## [PROBLEM REQUIREMENTS]
From the data that follows, copy every line holding the string "installation".

* * * * * * *

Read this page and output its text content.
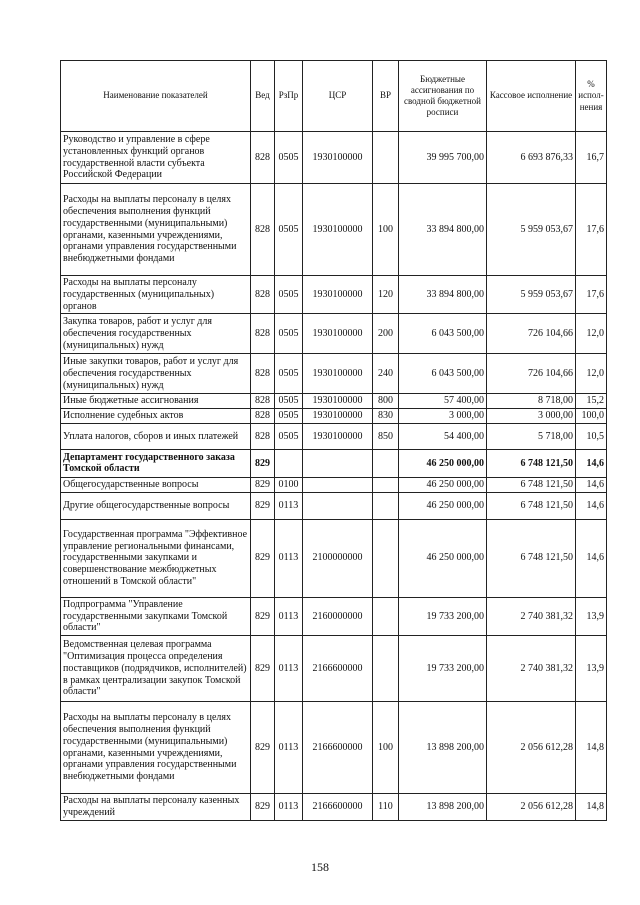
Наименование показателей	Вед	РзПр	ЦСР	ВР	Бюджетные ассигнования по сводной бюджетной росписи	Кассовое исполнение	% испол-нения
Руководство и управление в сфере установленных функций органов государственной власти субъекта Российской Федерации	828	0505	1930100000		39 995 700,00	6 693 876,33	16,7
Расходы на выплаты персоналу в целях обеспечения выполнения функций государственными (муниципальными) органами, казенными учреждениями, органами управления государственными внебюджетными фондами	828	0505	1930100000	100	33 894 800,00	5 959 053,67	17,6
Расходы на выплаты персоналу государственных (муниципальных) органов	828	0505	1930100000	120	33 894 800,00	5 959 053,67	17,6
Закупка товаров, работ и услуг для обеспечения государственных (муниципальных) нужд	828	0505	1930100000	200	6 043 500,00	726 104,66	12,0
Иные закупки товаров, работ и услуг для обеспечения государственных (муниципальных) нужд	828	0505	1930100000	240	6 043 500,00	726 104,66	12,0
Иные бюджетные ассигнования	828	0505	1930100000	800	57 400,00	8 718,00	15,2
Исполнение судебных актов	828	0505	1930100000	830	3 000,00	3 000,00	100,0
Уплата налогов, сборов и иных платежей	828	0505	1930100000	850	54 400,00	5 718,00	10,5
Департамент государственного заказа Томской области	829				46 250 000,00	6 748 121,50	14,6
Общегосударственные вопросы	829	0100			46 250 000,00	6 748 121,50	14,6
Другие общегосударственные вопросы	829	0113			46 250 000,00	6 748 121,50	14,6
Государственная программа "Эффективное управление региональными финансами, государственными закупками и совершенствование межбюджетных отношений в Томской области"	829	0113	2100000000		46 250 000,00	6 748 121,50	14,6
Подпрограмма "Управление государственными закупками Томской области"	829	0113	2160000000		19 733 200,00	2 740 381,32	13,9
Ведомственная целевая программа "Оптимизация процесса определения поставщиков (подрядчиков, исполнителей) в рамках централизации закупок Томской области"	829	0113	2166600000		19 733 200,00	2 740 381,32	13,9
Расходы на выплаты персоналу в целях обеспечения выполнения функций государственными (муниципальными) органами, казенными учреждениями, органами управления государственными внебюджетными фондами	829	0113	2166600000	100	13 898 200,00	2 056 612,28	14,8
Расходы на выплаты персоналу казенных учреждений	829	0113	2166600000	110	13 898 200,00	2 056 612,28	14,8
158
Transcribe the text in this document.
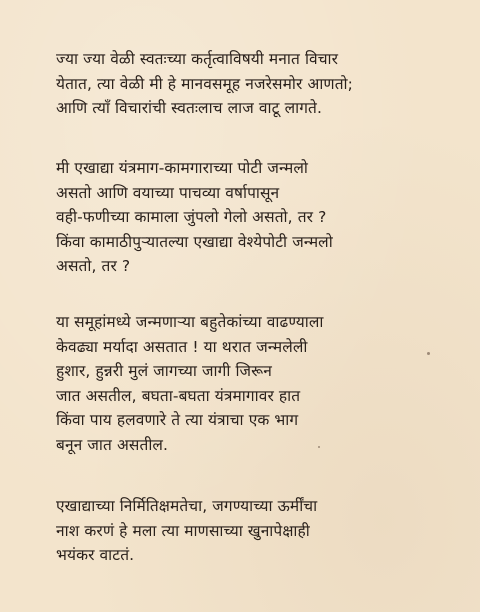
ज्या ज्या वेळी स्वतःच्या कर्तृत्वाविषयी मनात विचार
येतात, त्या वेळी मी हे मानवसमूह नजरेसमोर आणतो;
आणि त्यॉं विचारांची स्वतःलाच लाज वाटू लागते.
मी एखाद्या यंत्रमाग-कामगाराच्या पोटी जन्मलो
असतो आणि वयाच्या पाचव्या वर्षापासून
वही-फणीच्या कामाला जुंपलो गेलो असतो, तर ?
किंवा कामाठीपुऱ्यातल्या एखाद्या वेश्येपोटी जन्मलो
असतो, तर ?
या समूहांमध्ये जन्मणाऱ्या बहुतेकांच्या वाढण्याला
केवढ्या मर्यादा असतात ! या थरात जन्मलेली
हुशार, हुन्नरी मुलं जागच्या जागी जिरून
जात असतील, बघता-बघता यंत्रमागावर हात
किंवा पाय हलवणारे ते त्या यंत्राचा एक भाग
बनून जात असतील.
एखाद्याच्या निर्मितिक्षमतेचा, जगण्याच्या ऊर्मींचा
नाश करणं हे मला त्या माणसाच्या खुनापेक्षाही
भयंकर वाटतं.
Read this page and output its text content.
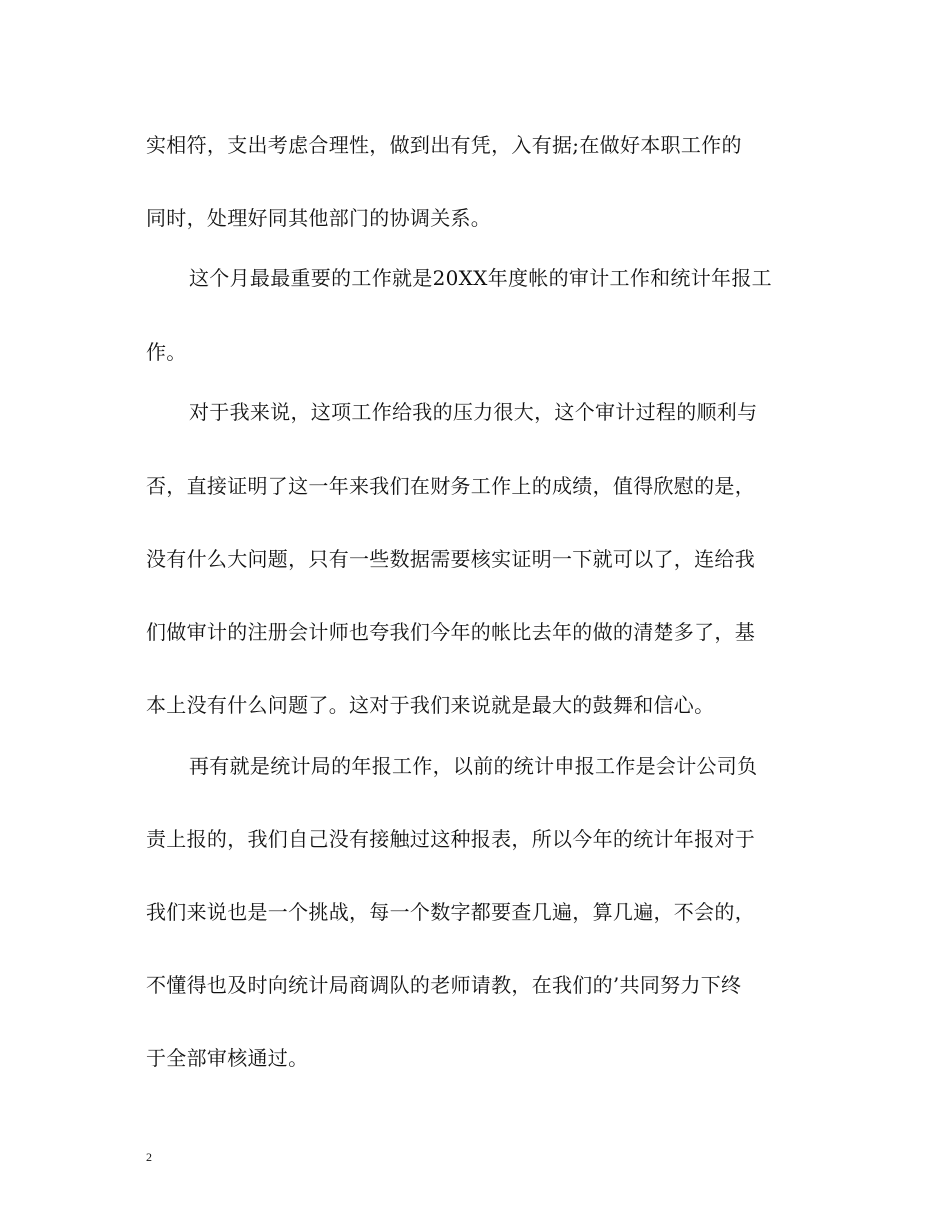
实相符，支出考虑合理性，做到出有凭，入有据;在做好本职工作的
同时，处理好同其他部门的协调关系。
这个月最最重要的工作就是20XX年度帐的审计工作和统计年报工
作。
对于我来说，这项工作给我的压力很大，这个审计过程的顺利与
否，直接证明了这一年来我们在财务工作上的成绩，值得欣慰的是，
没有什么大问题，只有一些数据需要核实证明一下就可以了，连给我
们做审计的注册会计师也夸我们今年的帐比去年的做的清楚多了，基
本上没有什么问题了。这对于我们来说就是最大的鼓舞和信心。
再有就是统计局的年报工作，以前的统计申报工作是会计公司负
责上报的，我们自己没有接触过这种报表，所以今年的统计年报对于
我们来说也是一个挑战，每一个数字都要查几遍，算几遍，不会的，
不懂得也及时向统计局商调队的老师请教，在我们的’共同努力下终
于全部审核通过。
2
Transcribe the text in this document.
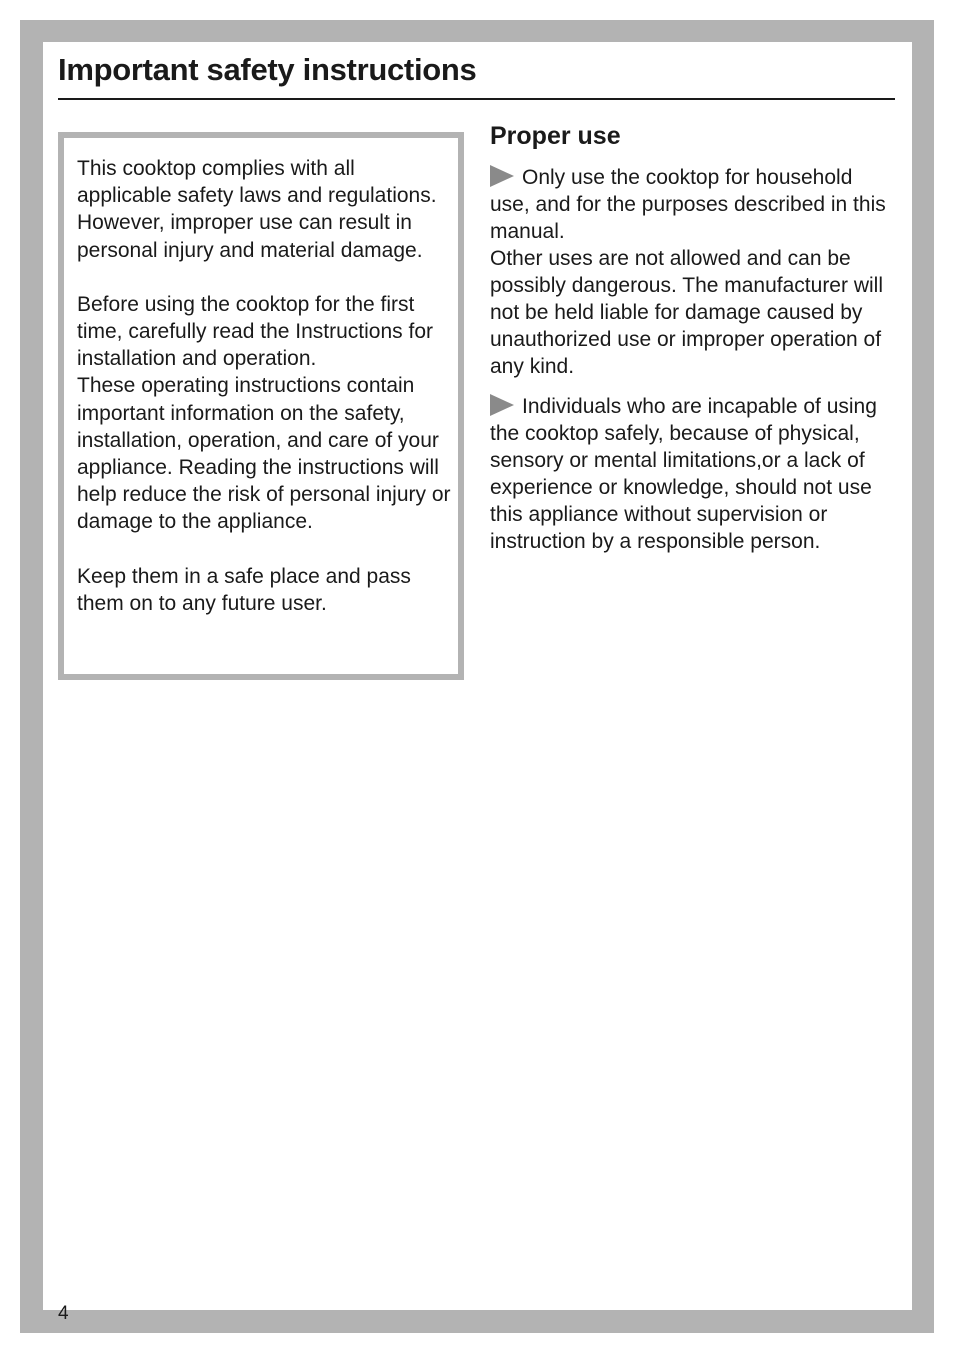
Important safety instructions

This cooktop complies with all applicable safety laws and regulations. However, improper use can result in personal injury and material damage.

Before using the cooktop for the first time, carefully read the Instructions for installation and operation.

These operating instructions contain important information on the safety, installation, operation, and care of your appliance. Reading the instructions will help reduce the risk of personal injury or damage to the appliance.

Keep them in a safe place and pass them on to any future user.

Proper use

Only use the cooktop for household use, and for the purposes described in this manual.

Other uses are not allowed and can be possibly dangerous. The manufacturer will not be held liable for damage caused by unauthorized use or improper operation of any kind.

Individuals who are incapable of using the cooktop safely, because of physical, sensory or mental limitations,or a lack of experience or knowledge, should not use this appliance without supervision or instruction by a responsible person.

4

* * * * * * *

## [COMPLETED EXERCISE]
Before using the cooktop for the first time, carefully read the Instructions for installation and operation.
These operating instructions contain important information on the safety, installation, operation, and care of your appliance. Reading the instructions will help reduce the risk of personal injury or damage to the appliance.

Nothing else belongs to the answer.